+++ Source records +++

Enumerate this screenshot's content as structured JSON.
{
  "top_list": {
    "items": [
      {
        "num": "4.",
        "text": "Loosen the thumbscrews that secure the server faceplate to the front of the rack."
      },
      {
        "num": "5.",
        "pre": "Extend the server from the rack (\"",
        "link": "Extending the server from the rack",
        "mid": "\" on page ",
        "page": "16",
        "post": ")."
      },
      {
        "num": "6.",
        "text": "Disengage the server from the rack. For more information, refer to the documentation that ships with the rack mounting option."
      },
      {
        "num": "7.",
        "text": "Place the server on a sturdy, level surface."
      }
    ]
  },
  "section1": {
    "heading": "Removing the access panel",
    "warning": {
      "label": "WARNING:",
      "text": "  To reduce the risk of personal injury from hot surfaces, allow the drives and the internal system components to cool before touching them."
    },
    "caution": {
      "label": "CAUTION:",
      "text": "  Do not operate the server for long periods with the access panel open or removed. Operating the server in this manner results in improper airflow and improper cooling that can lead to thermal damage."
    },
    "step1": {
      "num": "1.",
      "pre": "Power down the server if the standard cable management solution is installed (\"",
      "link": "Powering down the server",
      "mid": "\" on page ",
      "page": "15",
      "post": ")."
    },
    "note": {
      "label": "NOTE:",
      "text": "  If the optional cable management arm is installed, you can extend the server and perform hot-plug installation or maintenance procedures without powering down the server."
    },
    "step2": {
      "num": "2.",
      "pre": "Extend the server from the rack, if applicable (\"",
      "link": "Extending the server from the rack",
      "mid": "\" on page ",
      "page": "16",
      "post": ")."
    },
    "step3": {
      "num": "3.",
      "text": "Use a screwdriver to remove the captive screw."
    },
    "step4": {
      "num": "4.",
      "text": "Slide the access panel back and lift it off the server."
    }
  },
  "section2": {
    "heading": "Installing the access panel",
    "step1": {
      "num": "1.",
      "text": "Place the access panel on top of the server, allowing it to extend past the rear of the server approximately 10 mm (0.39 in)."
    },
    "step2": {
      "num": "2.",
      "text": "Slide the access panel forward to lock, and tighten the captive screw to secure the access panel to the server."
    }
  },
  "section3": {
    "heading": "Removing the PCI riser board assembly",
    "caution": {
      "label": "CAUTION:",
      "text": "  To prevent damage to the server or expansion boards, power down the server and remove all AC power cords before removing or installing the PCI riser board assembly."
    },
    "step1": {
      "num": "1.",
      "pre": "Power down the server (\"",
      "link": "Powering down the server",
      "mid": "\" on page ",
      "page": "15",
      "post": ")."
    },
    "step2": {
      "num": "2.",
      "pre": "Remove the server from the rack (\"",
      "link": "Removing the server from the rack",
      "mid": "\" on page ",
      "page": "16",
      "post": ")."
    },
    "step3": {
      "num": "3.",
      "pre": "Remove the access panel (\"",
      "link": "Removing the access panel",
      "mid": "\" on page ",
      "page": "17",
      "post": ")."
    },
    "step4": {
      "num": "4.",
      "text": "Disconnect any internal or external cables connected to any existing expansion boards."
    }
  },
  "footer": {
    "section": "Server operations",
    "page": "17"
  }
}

+++

→ Exercise task: Pick out each line that holds the string "boards".

→ Result for this exercise:
      "text": "  To prevent damage to the server or expansion boards, power down the server and remove all AC power cords before removing or installing the PCI riser board assembly."
      "text": "Disconnect any internal or external cables connected to any existing expansion boards."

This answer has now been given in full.